Pick out each line in these entries that contains the string "purchase".

- Task material

***

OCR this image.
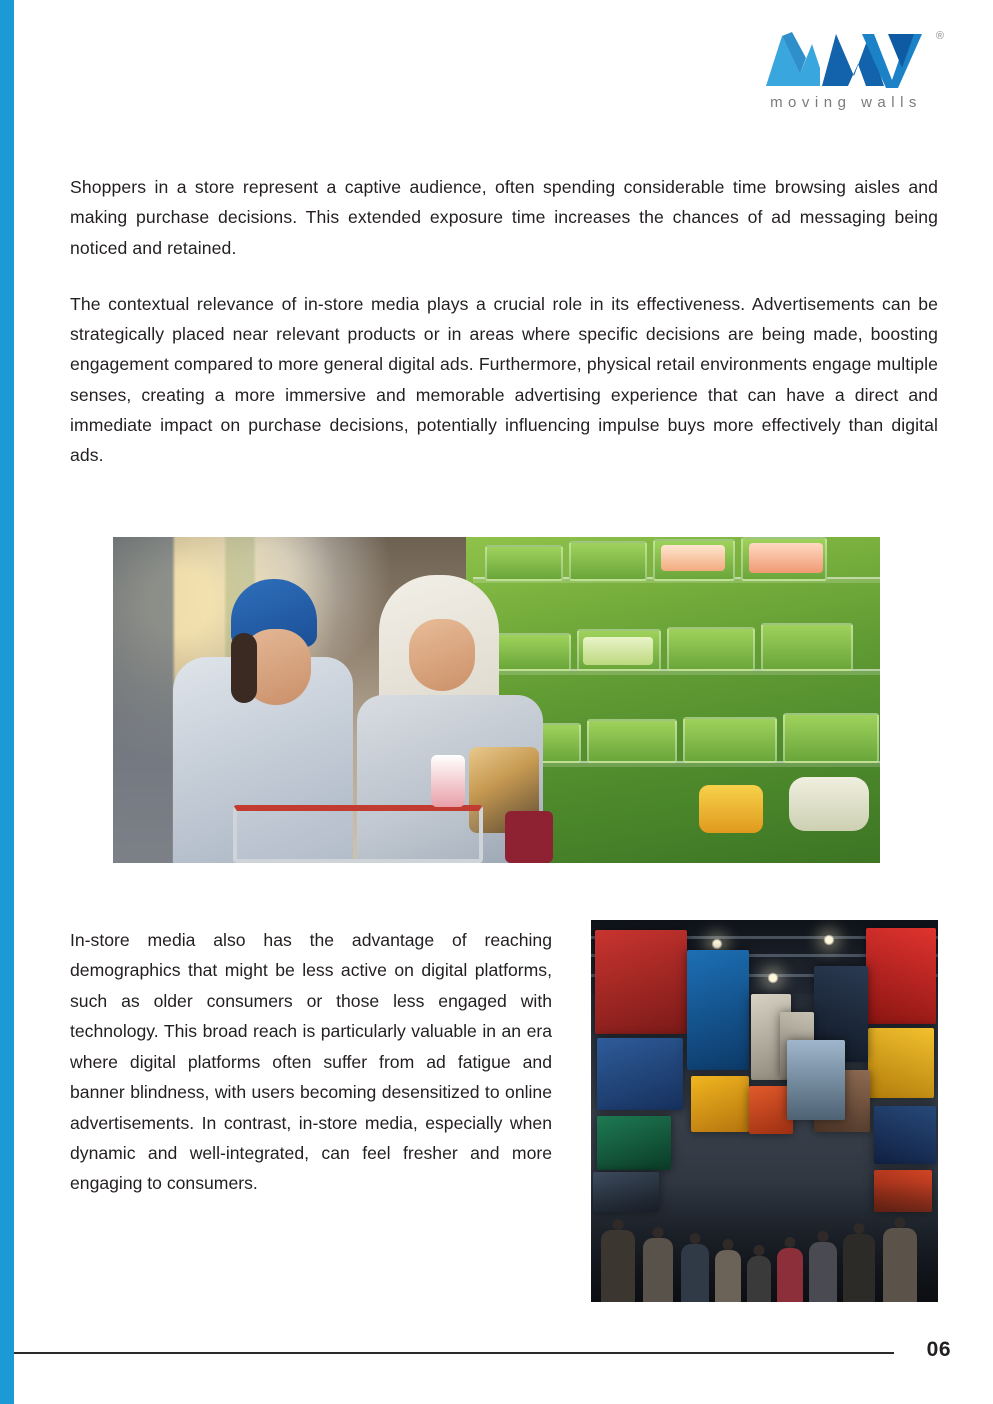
®
moving walls

Shoppers in a store represent a captive audience, often spending considerable time browsing aisles and making purchase decisions. This extended exposure time increases the chances of ad messaging being noticed and retained.

The contextual relevance of in-store media plays a crucial role in its effectiveness. Advertisements can be strategically placed near relevant products or in areas where specific decisions are being made, boosting engagement compared to more general digital ads. Furthermore, physical retail environments engage multiple senses, creating a more immersive and memorable advertising experience that can have a direct and immediate impact on purchase decisions, potentially influencing impulse buys more effectively than digital ads.

In-store media also has the advantage of reaching demographics that might be less active on digital platforms, such as older consumers or those less engaged with technology. This broad reach is particularly valuable in an era where digital platforms often suffer from ad fatigue and banner blindness, with users becoming desensitized to online advertisements. In contrast, in-store media, especially when dynamic and well-integrated, can feel fresher and more engaging to consumers.

06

***

- Answer to this task
Shoppers in a store represent a captive audience, often spending considerable time browsing aisles and making purchase decisions. This extended exposure time increases the chances of ad messaging being noticed and retained.
The contextual relevance of in-store media plays a crucial role in its effectiveness. Advertisements can be strategically placed near relevant products or in areas where specific decisions are being made, boosting engagement compared to more general digital ads. Furthermore, physical retail environments engage multiple senses, creating a more immersive and memorable advertising experience that can have a direct and immediate impact on purchase decisions, potentially influencing impulse buys more effectively than digital ads.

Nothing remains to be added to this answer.